= AUFGABEN =
- 1) Gib aus dem Text über die Mizrachim den Abschnitt wörtlich wieder, der mit „Viele Mizrachim identifizieren“ beginnt und bis einschließlich „Mizrachim gezählt werden.“ reicht.
- 2) Nenne alle Bevölkerungsgruppen, die der Text über die Mizrachim ausdrücklich zu den Mizrachim zählt.
- 3) Warum wurden die Mizrachim früher laut dem Text über die Mizrachim auch orientalische Juden genannt?

= TEXTAUSZUG =
_ _ _ _ _ _ _
Mizrachim

 

 

Mizrachim /mizra'xim/ (hebr.: מזרחי Mizrachi „östlich“, plur. מזרחים Mizrachim) auch Edot haMizrach (Gemeinden des Ostens) ist der in Israel gebräuchliche Name für aus Asien und besonders aus dem Nahen Osten stammende jüdische Bevölkerungsgruppen. Zu den Mizrachim zählen die Juden der arabischen Welt und anderer muslimischer Länder wie die persischen, bucharischen, kurdischen Juden sowie die sogenannten Bergjuden, die indischen Juden und diejenigen aus dem Kaukasus und Georgien.

 

Bezeichnung und Geschichte

 

Die Bezeichnung „Mizrachim“ entspringt dem israelischen Gebrauch der Gegenwart; vor Errichtung des Staates Israel wurde sie in diesem Sinne, also für die orientalischen Juden, nicht verwendet. Vorher war sie eine Selbstbezeichnung der Mizrachi-Aktivisten.

 

Viele Mizrachim identifizieren sich eigentlich mit ihrem Geburtsland bzw. dem ihrer Vorfahren, so die „irakischen Juden“, „tunesischen Juden“, „persischen Juden“, etc. In der Vergangenheit nannte man die Mizrachim auch orientalische Juden (in wörtlicher Übersetzung von „Mizrachi“), obwohl der Begriff orientalisch kaum mehr gebraucht wird; heute hat er häufiger die Bedeutung von östlich.

 

Die Mizrachim werden häufig auch mit den Sfaradim (Sepharden, was auf Hebräisch Spanier bedeutet) zusammengefasst, den Juden, die sich nach ihrer Vertreibung aus Spanien im Jahre 1492 in Nordafrika (Maghreb) und im Nahen Osten niederließen. Die Sfaradim wollen jedoch nicht zu den Mizrachim gezählt werden.
_ _ _ _ _ _ _
= DATEN =
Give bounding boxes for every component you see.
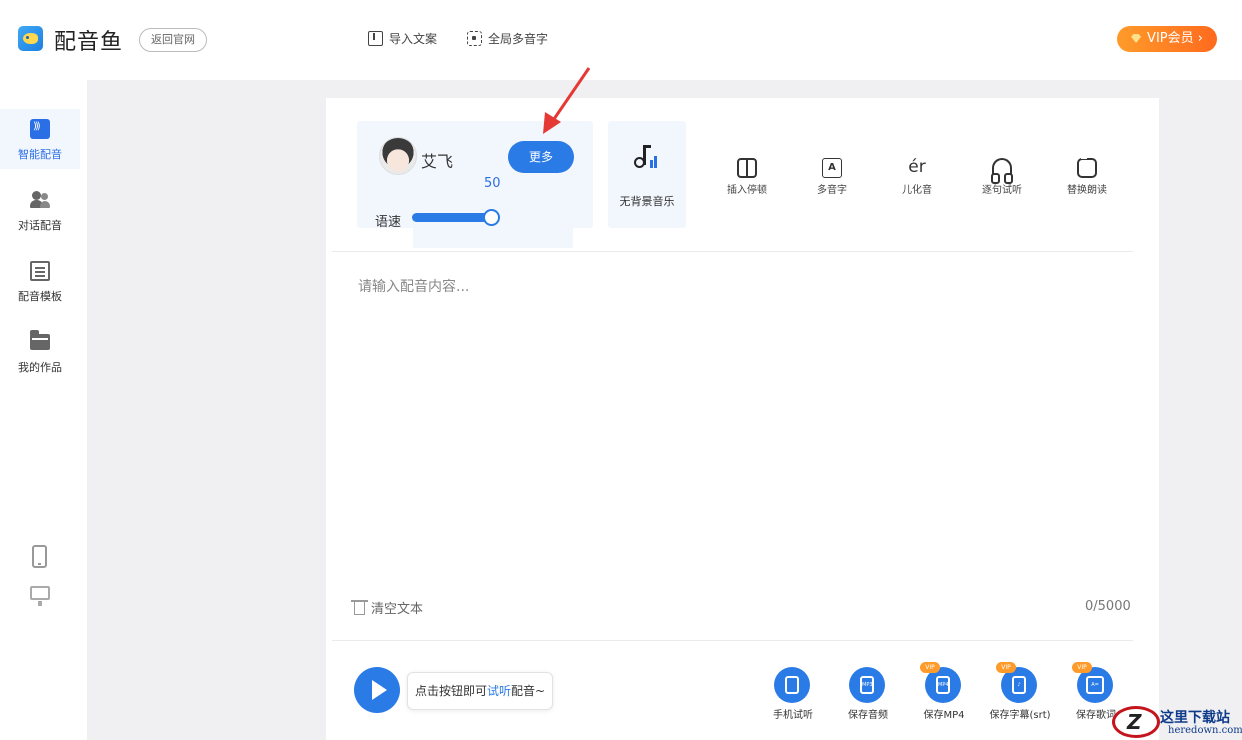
_ _ _ _ _ _ _
= LÖSUNGEN =
- 1)
Viele Mizrachim identifizieren sich eigentlich mit ihrem Geburtsland bzw. dem ihrer Vorfahren, so die „irakischen Juden“, „tunesischen Juden“, „persischen Juden“, etc. In der Vergangenheit nannte man die Mizrachim auch orientalische Juden (in wörtlicher Übersetzung von „Mizrachi“), obwohl der Begriff orientalisch kaum mehr gebraucht wird; heute hat er häufiger die Bedeutung von östlich.

 

Die Mizrachim werden häufig auch mit den Sfaradim (Sepharden, was auf Hebräisch Spanier bedeutet) zusammengefasst, den Juden, die sich nach ihrer Vertreibung aus Spanien im Jahre 1492 in Nordafrika (Maghreb) und im Nahen Osten niederließen. Die Sfaradim wollen jedoch nicht zu den Mizrachim gezählt werden.

- 2)
- Juden der arabischen Welt
- Juden anderer muslimischer Länder, darunter persische, bucharische und kurdische Juden
- Bergjuden
- indische Juden
- Juden aus dem Kaukasus und Georgien

- 3) „Orientalische Juden“ ist eine wörtliche Übersetzung von „Mizrachi“. Das hebräische Wort bedeutet „östlich“.